■ **DIRECTION**
Narrow the data below down to the lines containing "勾股大数据".

[Rows from a dataset]
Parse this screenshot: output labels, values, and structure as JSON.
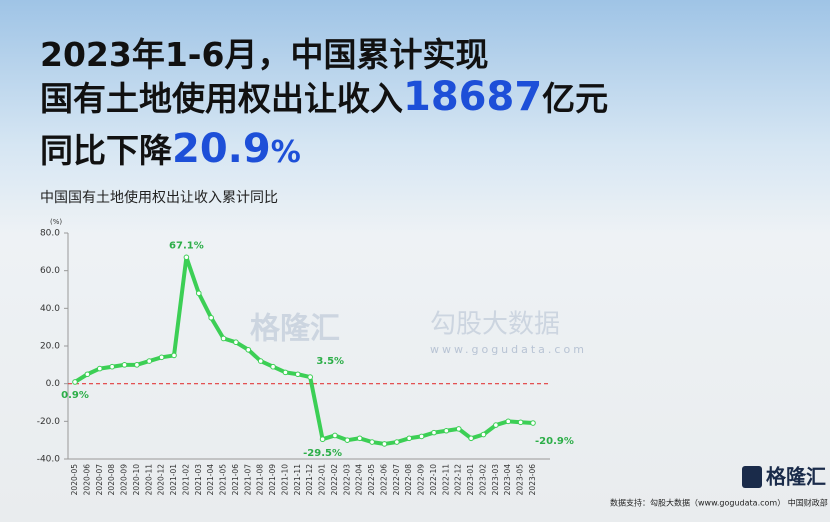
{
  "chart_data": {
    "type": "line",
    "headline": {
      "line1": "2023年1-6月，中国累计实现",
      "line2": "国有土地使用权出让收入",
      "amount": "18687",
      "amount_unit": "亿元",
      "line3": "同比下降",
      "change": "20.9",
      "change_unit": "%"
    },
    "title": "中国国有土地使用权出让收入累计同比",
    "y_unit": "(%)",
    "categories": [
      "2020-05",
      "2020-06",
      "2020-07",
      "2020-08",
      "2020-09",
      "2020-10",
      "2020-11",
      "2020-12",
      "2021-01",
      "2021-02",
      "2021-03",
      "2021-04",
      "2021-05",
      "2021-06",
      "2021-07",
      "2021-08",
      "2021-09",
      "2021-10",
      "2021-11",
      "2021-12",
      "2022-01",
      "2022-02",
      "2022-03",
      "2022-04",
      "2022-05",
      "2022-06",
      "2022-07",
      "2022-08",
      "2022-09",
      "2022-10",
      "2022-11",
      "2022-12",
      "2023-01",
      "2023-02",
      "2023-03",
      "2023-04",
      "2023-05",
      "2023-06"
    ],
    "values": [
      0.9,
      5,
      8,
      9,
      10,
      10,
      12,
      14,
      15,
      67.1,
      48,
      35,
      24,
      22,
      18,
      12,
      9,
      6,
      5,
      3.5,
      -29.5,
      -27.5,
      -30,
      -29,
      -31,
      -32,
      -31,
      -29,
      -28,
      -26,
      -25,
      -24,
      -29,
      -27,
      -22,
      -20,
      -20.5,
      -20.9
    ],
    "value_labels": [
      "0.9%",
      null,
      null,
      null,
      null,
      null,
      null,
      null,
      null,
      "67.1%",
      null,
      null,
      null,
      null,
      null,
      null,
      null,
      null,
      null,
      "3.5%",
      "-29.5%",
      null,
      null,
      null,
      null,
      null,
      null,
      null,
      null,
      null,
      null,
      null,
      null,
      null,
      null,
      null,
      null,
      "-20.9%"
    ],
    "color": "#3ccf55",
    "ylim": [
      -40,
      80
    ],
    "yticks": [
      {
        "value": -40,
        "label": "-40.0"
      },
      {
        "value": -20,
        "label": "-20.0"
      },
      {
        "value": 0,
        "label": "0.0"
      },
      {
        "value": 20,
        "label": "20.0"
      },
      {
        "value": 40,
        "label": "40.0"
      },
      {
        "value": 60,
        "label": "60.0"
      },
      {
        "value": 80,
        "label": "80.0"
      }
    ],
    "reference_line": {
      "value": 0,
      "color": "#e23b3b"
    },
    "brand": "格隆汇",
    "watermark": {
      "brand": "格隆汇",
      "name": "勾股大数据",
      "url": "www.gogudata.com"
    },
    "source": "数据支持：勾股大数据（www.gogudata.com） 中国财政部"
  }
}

■ **OUTPUT**
      "name": "勾股大数据",
    "source": "数据支持：勾股大数据（www.gogudata.com） 中国财政部"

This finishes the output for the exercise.